───── Data in this exercise

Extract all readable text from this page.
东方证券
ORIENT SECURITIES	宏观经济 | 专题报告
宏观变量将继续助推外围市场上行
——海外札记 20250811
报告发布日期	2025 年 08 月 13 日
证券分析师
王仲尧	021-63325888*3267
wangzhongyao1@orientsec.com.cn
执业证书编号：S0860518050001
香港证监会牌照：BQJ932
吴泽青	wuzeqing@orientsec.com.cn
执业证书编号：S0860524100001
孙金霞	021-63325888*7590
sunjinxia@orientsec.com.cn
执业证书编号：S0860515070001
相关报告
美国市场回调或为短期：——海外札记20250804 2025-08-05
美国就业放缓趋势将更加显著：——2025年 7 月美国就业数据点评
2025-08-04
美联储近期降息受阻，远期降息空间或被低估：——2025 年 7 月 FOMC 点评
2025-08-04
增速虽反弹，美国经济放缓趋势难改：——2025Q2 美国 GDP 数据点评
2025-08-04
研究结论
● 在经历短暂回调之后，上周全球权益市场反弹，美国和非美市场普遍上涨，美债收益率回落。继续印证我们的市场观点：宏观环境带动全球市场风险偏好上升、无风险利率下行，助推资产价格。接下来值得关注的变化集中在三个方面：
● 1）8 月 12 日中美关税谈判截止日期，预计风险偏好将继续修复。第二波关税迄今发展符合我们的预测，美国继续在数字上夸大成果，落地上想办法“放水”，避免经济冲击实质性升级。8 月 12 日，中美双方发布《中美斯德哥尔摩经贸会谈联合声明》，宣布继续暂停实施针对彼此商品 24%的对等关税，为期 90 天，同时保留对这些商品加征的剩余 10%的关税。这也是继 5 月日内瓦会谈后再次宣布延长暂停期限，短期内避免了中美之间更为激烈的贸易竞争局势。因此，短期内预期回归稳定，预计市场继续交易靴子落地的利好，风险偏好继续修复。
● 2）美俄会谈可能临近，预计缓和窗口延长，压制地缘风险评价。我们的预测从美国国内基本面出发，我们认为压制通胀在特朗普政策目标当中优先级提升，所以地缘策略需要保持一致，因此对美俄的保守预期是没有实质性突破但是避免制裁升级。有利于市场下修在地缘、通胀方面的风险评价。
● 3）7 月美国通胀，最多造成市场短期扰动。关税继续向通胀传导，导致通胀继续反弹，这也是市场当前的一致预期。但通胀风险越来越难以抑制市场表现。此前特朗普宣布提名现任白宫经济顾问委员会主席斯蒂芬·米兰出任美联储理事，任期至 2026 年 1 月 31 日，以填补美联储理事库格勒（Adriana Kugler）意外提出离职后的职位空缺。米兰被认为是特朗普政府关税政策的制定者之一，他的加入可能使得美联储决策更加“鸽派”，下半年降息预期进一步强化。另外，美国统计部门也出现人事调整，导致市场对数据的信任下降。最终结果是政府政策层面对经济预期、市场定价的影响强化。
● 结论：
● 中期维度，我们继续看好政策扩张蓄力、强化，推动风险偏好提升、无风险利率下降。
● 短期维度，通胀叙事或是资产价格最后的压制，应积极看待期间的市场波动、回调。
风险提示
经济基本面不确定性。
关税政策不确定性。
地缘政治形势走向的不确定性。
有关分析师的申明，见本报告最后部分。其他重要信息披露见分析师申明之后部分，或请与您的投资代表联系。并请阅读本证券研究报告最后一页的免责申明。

──────────

> [Aim of the task]
Count the lines in the entries above that include the string "orientsec", then give only that figure.

> [Expected answer]
3